## DATA ENTRIES
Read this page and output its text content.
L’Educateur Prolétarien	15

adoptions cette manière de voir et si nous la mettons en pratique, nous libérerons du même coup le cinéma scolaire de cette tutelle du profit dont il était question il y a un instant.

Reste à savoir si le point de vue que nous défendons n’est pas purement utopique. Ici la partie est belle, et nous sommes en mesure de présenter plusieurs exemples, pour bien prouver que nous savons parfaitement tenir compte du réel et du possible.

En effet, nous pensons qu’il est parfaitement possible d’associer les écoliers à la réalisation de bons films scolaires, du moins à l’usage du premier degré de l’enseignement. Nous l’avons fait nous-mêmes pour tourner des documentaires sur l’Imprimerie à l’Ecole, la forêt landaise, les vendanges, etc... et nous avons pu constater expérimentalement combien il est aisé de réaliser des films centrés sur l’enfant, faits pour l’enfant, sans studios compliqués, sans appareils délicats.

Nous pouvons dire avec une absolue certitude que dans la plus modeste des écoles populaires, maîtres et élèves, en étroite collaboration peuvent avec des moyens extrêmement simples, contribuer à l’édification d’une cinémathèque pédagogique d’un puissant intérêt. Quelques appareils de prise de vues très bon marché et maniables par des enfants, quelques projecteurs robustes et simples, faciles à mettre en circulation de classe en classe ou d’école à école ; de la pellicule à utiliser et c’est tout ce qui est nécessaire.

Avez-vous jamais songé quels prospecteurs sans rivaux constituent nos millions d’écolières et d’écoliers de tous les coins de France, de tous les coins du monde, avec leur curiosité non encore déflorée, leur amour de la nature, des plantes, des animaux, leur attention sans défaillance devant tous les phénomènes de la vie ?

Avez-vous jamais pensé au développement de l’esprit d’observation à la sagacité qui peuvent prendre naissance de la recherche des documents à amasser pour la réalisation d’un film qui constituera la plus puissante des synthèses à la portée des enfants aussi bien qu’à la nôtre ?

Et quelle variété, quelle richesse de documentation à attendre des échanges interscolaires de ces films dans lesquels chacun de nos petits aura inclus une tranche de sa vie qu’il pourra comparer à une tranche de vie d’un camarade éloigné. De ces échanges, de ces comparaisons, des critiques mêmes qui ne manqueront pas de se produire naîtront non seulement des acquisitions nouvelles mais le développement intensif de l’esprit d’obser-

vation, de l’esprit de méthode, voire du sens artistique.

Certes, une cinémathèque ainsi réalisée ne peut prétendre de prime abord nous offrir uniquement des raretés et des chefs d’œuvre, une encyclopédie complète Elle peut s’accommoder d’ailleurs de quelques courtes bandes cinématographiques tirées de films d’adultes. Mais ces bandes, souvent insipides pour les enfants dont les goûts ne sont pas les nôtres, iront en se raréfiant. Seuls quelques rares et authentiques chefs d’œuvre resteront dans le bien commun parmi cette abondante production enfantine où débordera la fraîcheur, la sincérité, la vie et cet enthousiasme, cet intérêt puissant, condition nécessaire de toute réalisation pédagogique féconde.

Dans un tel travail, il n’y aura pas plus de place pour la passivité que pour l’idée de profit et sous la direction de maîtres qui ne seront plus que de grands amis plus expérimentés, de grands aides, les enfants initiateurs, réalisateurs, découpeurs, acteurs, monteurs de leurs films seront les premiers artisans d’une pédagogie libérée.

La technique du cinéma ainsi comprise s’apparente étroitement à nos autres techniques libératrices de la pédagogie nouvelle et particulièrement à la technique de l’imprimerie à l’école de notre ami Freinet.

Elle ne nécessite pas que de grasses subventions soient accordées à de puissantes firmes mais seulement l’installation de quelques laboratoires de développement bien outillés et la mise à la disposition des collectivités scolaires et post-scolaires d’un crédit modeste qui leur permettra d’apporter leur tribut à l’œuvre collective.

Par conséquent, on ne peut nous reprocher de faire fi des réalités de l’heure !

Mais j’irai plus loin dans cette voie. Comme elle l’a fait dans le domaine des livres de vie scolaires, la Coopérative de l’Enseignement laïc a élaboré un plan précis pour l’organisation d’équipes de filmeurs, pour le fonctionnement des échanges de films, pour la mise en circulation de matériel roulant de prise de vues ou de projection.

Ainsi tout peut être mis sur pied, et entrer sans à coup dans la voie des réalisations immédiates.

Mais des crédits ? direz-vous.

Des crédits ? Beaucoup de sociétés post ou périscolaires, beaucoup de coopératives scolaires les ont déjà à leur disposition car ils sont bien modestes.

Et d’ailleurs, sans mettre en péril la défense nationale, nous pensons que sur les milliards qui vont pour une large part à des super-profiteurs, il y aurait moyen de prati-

## EXERCISE DETAILS
Look through the listing and extract every line with "école" in it.

## COMPLETED EXERCISE
Nous pouvons dire avec une absolue certitude que dans la plus modeste des écoles populaires, maîtres et élèves, en étroite collaboration peuvent avec des moyens extrêmement simples, contribuer à l’édification d’une cinémathèque pédagogique d’un puissant intérêt. Quelques appareils de prise de vues très bon marché et maniables par des enfants, quelques projecteurs robustes et simples, faciles à mettre en circulation de classe en classe ou d’école à école ; de la pellicule à utiliser et c’est tout ce qui est nécessaire.
La technique du cinéma ainsi comprise s’apparente étroitement à nos autres techniques libératrices de la pédagogie nouvelle et particulièrement à la technique de l’imprimerie à l’école de notre ami Freinet.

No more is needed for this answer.